Transcribe the records that follow in their entirety, omitting any pictures.

[Figure record extracts]
◆ ◆ ◆

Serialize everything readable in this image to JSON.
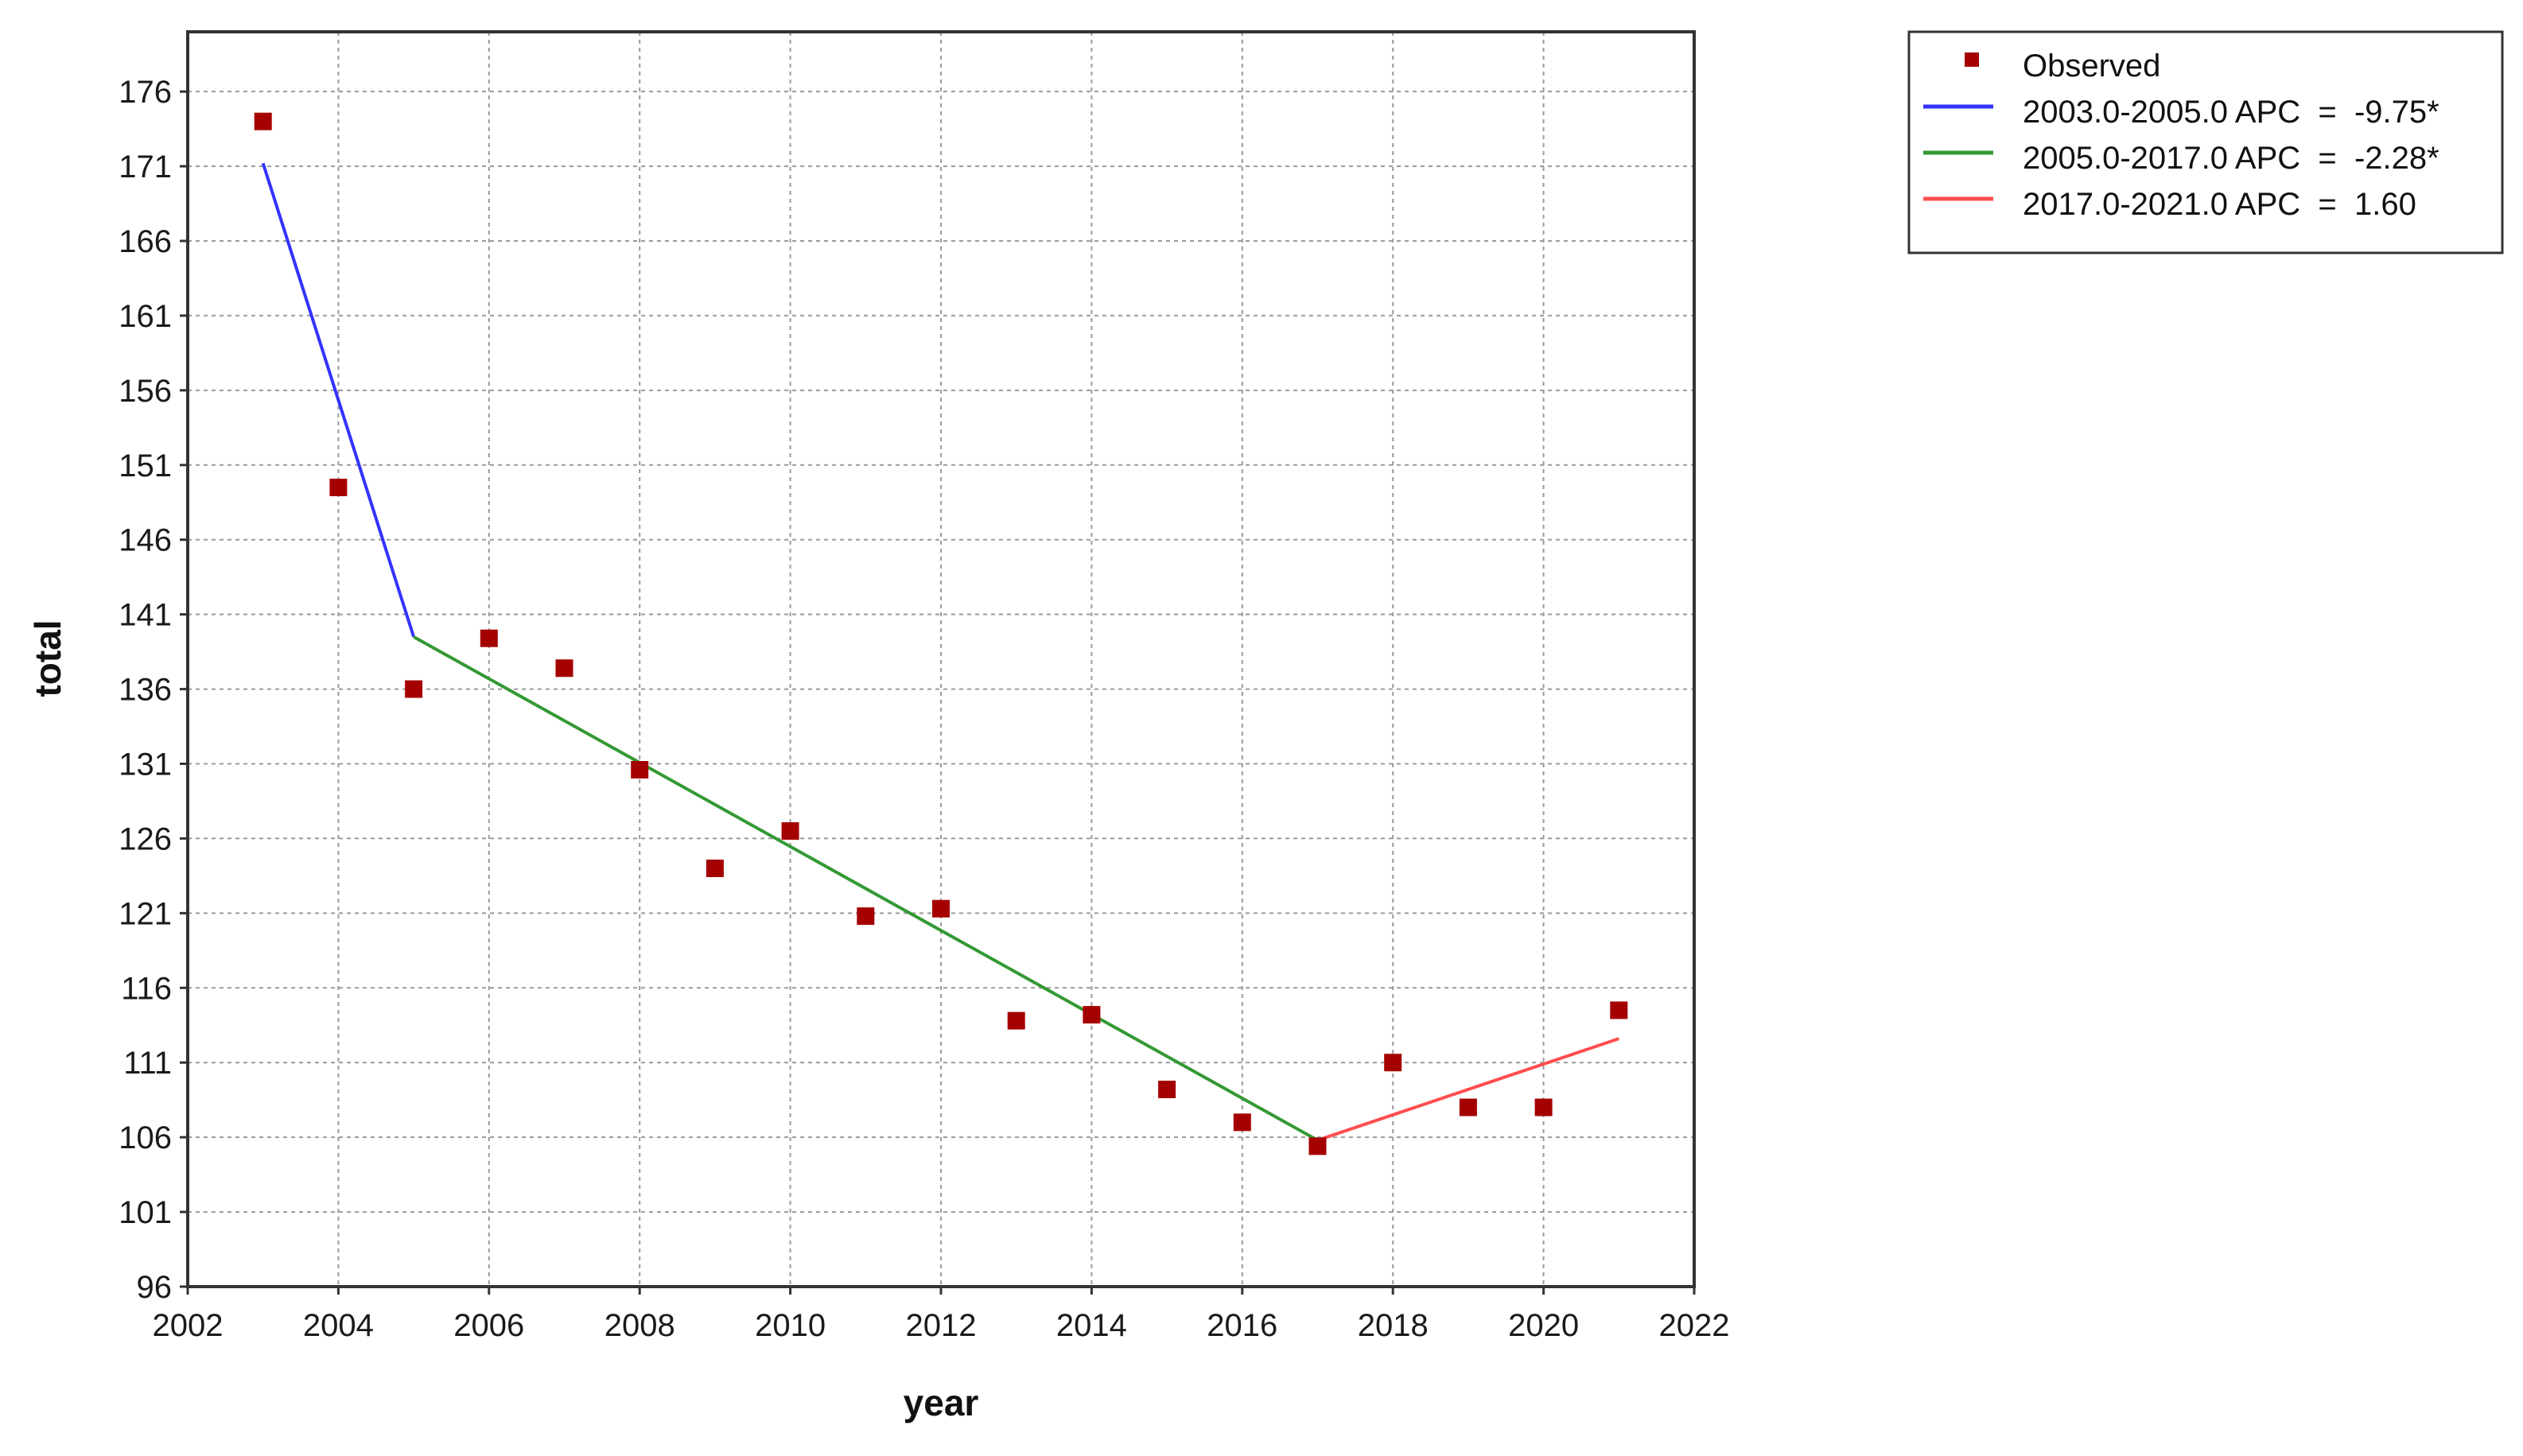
{
  "chart_data": {
    "type": "line",
    "xlabel": "year",
    "ylabel": "total",
    "xlim": [
      2002,
      2022
    ],
    "ylim": [
      96,
      180
    ],
    "xticks": [
      2002,
      2004,
      2006,
      2008,
      2010,
      2012,
      2014,
      2016,
      2018,
      2020,
      2022
    ],
    "yticks": [
      96,
      101,
      106,
      111,
      116,
      121,
      126,
      131,
      136,
      141,
      146,
      151,
      156,
      161,
      166,
      171,
      176
    ],
    "grid": true,
    "legend_position": "outside-top-right",
    "observed": {
      "name": "Observed",
      "color": "#a50000",
      "x": [
        2003,
        2004,
        2005,
        2006,
        2007,
        2008,
        2009,
        2010,
        2011,
        2012,
        2013,
        2014,
        2015,
        2016,
        2017,
        2018,
        2019,
        2020,
        2021
      ],
      "y": [
        174.0,
        149.5,
        136.0,
        139.4,
        137.4,
        130.6,
        124.0,
        126.5,
        120.8,
        121.3,
        113.8,
        114.2,
        109.2,
        107.0,
        105.4,
        111.0,
        108.0,
        108.0,
        114.5
      ]
    },
    "series": [
      {
        "name": "2003.0-2005.0 APC  =  -9.75*",
        "color": "#3333ff",
        "x": [
          2003,
          2005
        ],
        "y": [
          171.2,
          139.5
        ]
      },
      {
        "name": "2005.0-2017.0 APC  =  -2.28*",
        "color": "#339933",
        "x": [
          2005,
          2017
        ],
        "y": [
          139.5,
          105.8
        ]
      },
      {
        "name": "2017.0-2021.0 APC  =  1.60",
        "color": "#ff4d4d",
        "x": [
          2017,
          2021
        ],
        "y": [
          105.8,
          112.6
        ]
      }
    ]
  }
}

◆ ◆ ◆

**WRITTEN RESPONSE**
Serialize everything readable in this image to JSON.
{
  "chart_data": {
    "type": "line",
    "xlabel": "year",
    "ylabel": "total",
    "xlim": [
      2002,
      2022
    ],
    "ylim": [
      96,
      180
    ],
    "xticks": [
      2002,
      2004,
      2006,
      2008,
      2010,
      2012,
      2014,
      2016,
      2018,
      2020,
      2022
    ],
    "yticks": [
      96,
      101,
      106,
      111,
      116,
      121,
      126,
      131,
      136,
      141,
      146,
      151,
      156,
      161,
      166,
      171,
      176
    ],
    "grid": true,
    "legend_position": "outside-top-right",
    "observed": {
      "name": "Observed",
      "color": "#a50000",
      "x": [
        2003,
        2004,
        2005,
        2006,
        2007,
        2008,
        2009,
        2010,
        2011,
        2012,
        2013,
        2014,
        2015,
        2016,
        2017,
        2018,
        2019,
        2020,
        2021
      ],
      "y": [
        174.0,
        149.5,
        136.0,
        139.4,
        137.4,
        130.6,
        124.0,
        126.5,
        120.8,
        121.3,
        113.8,
        114.2,
        109.2,
        107.0,
        105.4,
        111.0,
        108.0,
        108.0,
        114.5
      ]
    },
    "series": [
      {
        "name": "2003.0-2005.0 APC  =  -9.75*",
        "color": "#3333ff",
        "x": [
          2003,
          2005
        ],
        "y": [
          171.2,
          139.5
        ]
      },
      {
        "name": "2005.0-2017.0 APC  =  -2.28*",
        "color": "#339933",
        "x": [
          2005,
          2017
        ],
        "y": [
          139.5,
          105.8
        ]
      },
      {
        "name": "2017.0-2021.0 APC  =  1.60",
        "color": "#ff4d4d",
        "x": [
          2017,
          2021
        ],
        "y": [
          105.8,
          112.6
        ]
      }
    ]
  }
}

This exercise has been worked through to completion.